Records for the exercise:
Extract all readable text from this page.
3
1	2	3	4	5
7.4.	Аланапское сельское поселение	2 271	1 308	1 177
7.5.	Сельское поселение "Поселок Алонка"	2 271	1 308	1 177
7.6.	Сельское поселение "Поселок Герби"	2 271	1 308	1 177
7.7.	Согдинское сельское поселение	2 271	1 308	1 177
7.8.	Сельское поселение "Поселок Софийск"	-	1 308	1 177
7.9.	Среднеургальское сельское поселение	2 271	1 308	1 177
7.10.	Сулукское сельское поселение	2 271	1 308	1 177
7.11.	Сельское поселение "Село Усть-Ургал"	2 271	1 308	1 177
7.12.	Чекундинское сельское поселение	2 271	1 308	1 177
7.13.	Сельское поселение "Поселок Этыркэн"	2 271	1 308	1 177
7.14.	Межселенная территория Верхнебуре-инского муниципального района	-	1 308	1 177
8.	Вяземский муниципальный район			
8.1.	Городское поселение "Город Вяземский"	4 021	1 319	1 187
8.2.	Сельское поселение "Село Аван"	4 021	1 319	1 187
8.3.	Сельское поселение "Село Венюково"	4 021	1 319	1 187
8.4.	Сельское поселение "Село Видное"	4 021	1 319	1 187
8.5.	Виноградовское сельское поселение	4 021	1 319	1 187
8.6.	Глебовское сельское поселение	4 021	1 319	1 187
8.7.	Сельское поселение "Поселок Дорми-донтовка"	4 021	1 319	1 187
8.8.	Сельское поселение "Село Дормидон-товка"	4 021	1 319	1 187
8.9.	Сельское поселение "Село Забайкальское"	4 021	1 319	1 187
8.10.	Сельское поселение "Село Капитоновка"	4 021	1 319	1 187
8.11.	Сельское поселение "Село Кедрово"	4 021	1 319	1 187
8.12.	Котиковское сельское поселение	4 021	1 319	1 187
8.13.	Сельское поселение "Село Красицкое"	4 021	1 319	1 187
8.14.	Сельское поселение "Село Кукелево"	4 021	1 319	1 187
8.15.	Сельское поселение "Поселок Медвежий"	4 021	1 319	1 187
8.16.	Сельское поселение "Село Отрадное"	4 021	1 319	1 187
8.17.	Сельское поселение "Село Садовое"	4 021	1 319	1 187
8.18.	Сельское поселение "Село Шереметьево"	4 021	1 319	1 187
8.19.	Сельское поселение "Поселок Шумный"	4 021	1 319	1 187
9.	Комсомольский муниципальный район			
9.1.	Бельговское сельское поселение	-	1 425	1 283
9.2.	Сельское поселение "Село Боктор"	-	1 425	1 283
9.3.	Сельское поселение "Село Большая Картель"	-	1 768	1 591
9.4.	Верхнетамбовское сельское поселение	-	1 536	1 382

Exercise description:
Retype the listing. Match it exactly.

Result for this task:
Extract all readable text from this page.
3
1	2	3	4	5
7.4.	Аланапское сельское поселение	2 271	1 308	1 177
7.5.	Сельское поселение "Поселок Алонка"	2 271	1 308	1 177
7.6.	Сельское поселение "Поселок Герби"	2 271	1 308	1 177
7.7.	Согдинское сельское поселение	2 271	1 308	1 177
7.8.	Сельское поселение "Поселок Софийск"	-	1 308	1 177
7.9.	Среднеургальское сельское поселение	2 271	1 308	1 177
7.10.	Сулукское сельское поселение	2 271	1 308	1 177
7.11.	Сельское поселение "Село Усть-Ургал"	2 271	1 308	1 177
7.12.	Чекундинское сельское поселение	2 271	1 308	1 177
7.13.	Сельское поселение "Поселок Этыркэн"	2 271	1 308	1 177
7.14.	Межселенная территория Верхнебуре-инского муниципального района	-	1 308	1 177
8.	Вяземский муниципальный район			
8.1.	Городское поселение "Город Вяземский"	4 021	1 319	1 187
8.2.	Сельское поселение "Село Аван"	4 021	1 319	1 187
8.3.	Сельское поселение "Село Венюково"	4 021	1 319	1 187
8.4.	Сельское поселение "Село Видное"	4 021	1 319	1 187
8.5.	Виноградовское сельское поселение	4 021	1 319	1 187
8.6.	Глебовское сельское поселение	4 021	1 319	1 187
8.7.	Сельское поселение "Поселок Дорми-донтовка"	4 021	1 319	1 187
8.8.	Сельское поселение "Село Дормидон-товка"	4 021	1 319	1 187
8.9.	Сельское поселение "Село Забайкальское"	4 021	1 319	1 187
8.10.	Сельское поселение "Село Капитоновка"	4 021	1 319	1 187
8.11.	Сельское поселение "Село Кедрово"	4 021	1 319	1 187
8.12.	Котиковское сельское поселение	4 021	1 319	1 187
8.13.	Сельское поселение "Село Красицкое"	4 021	1 319	1 187
8.14.	Сельское поселение "Село Кукелево"	4 021	1 319	1 187
8.15.	Сельское поселение "Поселок Медвежий"	4 021	1 319	1 187
8.16.	Сельское поселение "Село Отрадное"	4 021	1 319	1 187
8.17.	Сельское поселение "Село Садовое"	4 021	1 319	1 187
8.18.	Сельское поселение "Село Шереметьево"	4 021	1 319	1 187
8.19.	Сельское поселение "Поселок Шумный"	4 021	1 319	1 187
9.	Комсомольский муниципальный район			
9.1.	Бельговское сельское поселение	-	1 425	1 283
9.2.	Сельское поселение "Село Боктор"	-	1 425	1 283
9.3.	Сельское поселение "Село Большая Картель"	-	1 768	1 591
9.4.	Верхнетамбовское сельское поселение	-	1 536	1 382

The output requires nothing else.